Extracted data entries
_ _ _ _ _

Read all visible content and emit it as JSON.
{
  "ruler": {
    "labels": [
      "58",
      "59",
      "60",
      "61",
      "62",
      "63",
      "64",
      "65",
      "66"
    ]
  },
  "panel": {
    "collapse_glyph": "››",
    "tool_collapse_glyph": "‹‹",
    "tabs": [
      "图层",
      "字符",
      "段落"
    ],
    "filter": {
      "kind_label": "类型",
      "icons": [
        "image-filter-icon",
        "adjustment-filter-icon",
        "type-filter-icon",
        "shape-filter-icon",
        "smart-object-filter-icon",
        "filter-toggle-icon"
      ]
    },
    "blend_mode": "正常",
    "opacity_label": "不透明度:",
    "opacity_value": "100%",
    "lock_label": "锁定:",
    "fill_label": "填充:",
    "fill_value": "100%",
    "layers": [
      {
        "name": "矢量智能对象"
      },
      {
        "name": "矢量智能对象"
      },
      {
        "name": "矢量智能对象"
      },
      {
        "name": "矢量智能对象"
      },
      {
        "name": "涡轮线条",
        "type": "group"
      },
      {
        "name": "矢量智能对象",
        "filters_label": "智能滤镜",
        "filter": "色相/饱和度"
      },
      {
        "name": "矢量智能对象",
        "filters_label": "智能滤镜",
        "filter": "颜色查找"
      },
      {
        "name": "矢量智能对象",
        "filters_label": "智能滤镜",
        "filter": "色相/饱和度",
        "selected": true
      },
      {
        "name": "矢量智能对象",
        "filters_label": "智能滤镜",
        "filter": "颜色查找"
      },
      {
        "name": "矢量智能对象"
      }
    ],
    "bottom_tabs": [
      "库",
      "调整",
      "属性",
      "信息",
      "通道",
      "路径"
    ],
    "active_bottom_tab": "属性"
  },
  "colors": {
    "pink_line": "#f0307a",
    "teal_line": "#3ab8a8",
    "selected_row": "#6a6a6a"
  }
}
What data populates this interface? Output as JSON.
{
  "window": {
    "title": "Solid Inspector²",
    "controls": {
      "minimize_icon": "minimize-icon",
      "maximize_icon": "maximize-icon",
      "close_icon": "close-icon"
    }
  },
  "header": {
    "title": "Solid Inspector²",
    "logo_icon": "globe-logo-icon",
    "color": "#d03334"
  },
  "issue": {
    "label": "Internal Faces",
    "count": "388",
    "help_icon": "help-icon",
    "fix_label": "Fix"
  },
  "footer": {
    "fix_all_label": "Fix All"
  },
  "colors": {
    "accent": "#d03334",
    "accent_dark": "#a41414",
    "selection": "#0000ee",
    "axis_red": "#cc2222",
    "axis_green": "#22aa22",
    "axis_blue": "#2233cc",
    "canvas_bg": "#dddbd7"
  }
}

_ _ _ _ _

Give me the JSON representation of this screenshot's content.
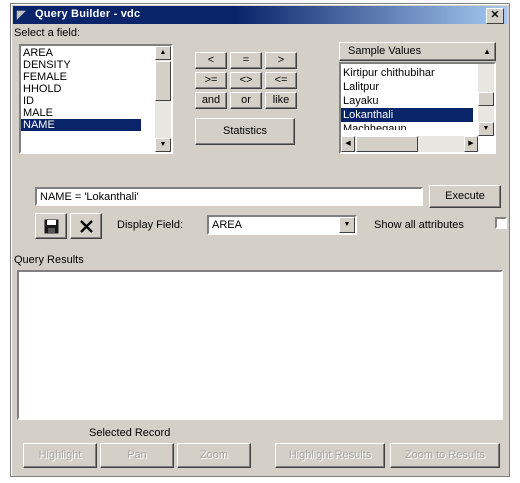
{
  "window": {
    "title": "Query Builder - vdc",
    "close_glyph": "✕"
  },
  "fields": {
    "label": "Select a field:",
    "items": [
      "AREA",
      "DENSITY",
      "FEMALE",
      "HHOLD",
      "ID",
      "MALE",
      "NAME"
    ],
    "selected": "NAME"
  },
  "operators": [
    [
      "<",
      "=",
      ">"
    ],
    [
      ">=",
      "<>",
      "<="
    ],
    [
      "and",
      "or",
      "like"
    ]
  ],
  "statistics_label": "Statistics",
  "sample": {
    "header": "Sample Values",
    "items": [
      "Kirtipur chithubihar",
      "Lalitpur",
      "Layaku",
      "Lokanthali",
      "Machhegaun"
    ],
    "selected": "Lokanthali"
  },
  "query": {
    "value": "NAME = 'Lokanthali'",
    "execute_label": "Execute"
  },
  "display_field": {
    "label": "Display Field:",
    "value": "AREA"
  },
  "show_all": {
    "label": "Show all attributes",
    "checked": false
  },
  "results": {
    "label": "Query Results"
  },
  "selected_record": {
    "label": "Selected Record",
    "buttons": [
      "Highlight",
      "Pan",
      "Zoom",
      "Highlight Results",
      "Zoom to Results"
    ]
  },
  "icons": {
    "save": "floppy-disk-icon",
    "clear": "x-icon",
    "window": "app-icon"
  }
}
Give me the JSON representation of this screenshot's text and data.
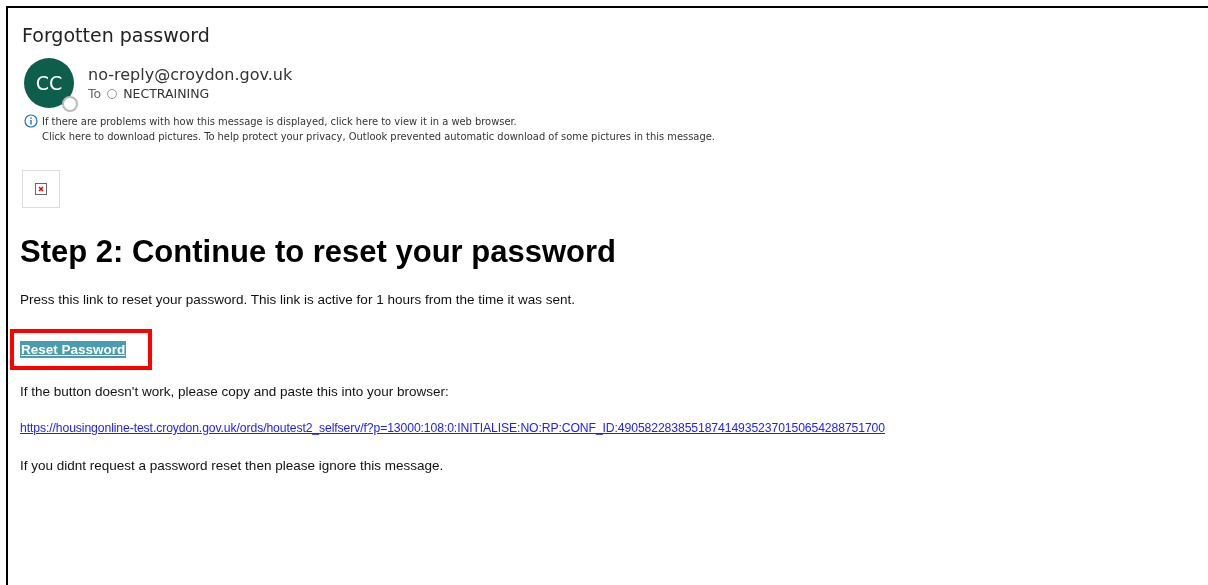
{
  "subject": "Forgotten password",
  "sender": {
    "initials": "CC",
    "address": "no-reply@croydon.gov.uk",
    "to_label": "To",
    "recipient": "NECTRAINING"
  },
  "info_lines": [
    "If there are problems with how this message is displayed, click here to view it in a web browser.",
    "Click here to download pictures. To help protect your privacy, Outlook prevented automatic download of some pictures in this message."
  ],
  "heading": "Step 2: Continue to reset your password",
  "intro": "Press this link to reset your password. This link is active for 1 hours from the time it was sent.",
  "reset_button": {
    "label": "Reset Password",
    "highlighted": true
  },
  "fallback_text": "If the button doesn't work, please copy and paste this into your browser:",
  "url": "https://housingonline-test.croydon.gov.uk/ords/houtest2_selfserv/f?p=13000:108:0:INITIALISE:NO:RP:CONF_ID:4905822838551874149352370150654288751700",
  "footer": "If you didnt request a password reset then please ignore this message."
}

_ _ _ _ _

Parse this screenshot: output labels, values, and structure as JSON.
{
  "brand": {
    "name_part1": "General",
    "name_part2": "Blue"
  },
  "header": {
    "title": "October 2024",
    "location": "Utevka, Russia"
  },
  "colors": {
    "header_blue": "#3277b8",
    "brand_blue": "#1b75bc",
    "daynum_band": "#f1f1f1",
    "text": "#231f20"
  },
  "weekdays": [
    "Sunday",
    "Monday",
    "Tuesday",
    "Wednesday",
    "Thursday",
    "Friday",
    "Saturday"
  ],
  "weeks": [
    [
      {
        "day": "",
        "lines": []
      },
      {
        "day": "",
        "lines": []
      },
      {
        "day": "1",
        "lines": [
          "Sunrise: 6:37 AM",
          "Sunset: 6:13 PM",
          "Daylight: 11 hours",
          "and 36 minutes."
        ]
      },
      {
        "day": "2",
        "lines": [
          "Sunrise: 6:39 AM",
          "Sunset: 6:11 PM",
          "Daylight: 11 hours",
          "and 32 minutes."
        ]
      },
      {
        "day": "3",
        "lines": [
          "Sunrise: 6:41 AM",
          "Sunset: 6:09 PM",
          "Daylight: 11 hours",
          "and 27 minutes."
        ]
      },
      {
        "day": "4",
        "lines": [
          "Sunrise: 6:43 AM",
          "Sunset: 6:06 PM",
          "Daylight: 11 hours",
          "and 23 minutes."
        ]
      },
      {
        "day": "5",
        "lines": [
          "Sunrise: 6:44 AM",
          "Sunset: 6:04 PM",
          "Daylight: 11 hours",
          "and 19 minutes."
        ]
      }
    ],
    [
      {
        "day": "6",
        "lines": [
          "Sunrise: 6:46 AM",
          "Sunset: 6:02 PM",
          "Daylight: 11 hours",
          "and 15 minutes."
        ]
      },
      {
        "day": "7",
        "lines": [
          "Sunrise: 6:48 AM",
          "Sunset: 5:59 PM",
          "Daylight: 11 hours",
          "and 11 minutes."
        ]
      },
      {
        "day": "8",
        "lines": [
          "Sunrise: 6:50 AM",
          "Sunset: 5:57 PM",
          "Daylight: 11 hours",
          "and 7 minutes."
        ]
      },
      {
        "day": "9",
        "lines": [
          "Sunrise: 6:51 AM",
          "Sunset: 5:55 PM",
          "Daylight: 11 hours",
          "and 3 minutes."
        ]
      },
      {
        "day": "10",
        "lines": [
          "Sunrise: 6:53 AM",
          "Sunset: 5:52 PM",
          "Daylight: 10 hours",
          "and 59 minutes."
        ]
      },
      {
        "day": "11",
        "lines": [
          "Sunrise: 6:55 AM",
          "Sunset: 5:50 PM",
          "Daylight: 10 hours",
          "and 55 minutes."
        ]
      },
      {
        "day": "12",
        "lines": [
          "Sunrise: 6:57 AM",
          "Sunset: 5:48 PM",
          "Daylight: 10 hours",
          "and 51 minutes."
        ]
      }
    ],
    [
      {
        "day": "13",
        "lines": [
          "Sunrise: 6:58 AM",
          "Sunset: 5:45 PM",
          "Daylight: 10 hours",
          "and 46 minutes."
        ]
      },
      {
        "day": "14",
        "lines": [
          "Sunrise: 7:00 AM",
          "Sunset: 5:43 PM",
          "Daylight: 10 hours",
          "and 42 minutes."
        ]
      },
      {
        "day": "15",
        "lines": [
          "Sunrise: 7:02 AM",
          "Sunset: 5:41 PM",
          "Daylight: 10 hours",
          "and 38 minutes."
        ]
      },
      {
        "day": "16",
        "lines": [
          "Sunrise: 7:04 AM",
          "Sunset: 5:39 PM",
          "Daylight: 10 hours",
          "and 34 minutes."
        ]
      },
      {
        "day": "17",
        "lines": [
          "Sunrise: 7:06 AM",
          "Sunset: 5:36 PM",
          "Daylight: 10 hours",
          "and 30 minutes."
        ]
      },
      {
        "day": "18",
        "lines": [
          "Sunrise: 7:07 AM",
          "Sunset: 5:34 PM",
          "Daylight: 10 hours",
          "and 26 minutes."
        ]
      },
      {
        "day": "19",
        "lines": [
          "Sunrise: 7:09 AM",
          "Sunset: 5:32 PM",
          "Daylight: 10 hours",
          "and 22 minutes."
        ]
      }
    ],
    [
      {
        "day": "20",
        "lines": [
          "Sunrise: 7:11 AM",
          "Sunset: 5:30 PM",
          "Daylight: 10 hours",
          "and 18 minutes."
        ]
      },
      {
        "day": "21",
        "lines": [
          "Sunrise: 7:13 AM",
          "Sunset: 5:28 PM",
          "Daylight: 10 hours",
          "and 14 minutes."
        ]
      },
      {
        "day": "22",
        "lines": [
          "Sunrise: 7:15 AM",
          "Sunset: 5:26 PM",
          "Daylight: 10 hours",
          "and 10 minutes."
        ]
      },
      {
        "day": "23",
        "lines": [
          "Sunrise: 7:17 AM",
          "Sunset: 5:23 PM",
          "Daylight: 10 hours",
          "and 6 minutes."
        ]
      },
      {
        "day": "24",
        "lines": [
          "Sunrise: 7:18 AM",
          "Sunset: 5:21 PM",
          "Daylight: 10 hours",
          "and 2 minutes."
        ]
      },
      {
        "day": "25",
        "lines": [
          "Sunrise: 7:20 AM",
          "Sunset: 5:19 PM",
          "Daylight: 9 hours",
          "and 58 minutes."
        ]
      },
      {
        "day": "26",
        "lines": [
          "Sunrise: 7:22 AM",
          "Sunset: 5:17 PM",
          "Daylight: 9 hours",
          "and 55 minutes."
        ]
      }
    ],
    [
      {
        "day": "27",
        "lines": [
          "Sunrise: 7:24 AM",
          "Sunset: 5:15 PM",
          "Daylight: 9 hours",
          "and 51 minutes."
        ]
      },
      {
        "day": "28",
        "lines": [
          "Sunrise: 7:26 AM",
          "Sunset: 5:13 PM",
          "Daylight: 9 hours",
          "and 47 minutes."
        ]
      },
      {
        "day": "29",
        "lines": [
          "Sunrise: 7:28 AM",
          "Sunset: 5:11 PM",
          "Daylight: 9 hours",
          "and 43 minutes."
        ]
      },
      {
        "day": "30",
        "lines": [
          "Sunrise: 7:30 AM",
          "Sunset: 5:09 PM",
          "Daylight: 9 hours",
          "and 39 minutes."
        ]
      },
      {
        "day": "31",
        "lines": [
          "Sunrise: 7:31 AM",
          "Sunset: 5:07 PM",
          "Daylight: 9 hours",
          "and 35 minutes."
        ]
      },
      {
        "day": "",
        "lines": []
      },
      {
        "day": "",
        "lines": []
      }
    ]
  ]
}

_ _ _ _ _

**DIRECTION**
Gather each line from the entries above that includes the word "footer".

**RESULT FOR THIS TASK**
  "footer": {
  "footer": "If you didnt request a password reset then please ignore this message."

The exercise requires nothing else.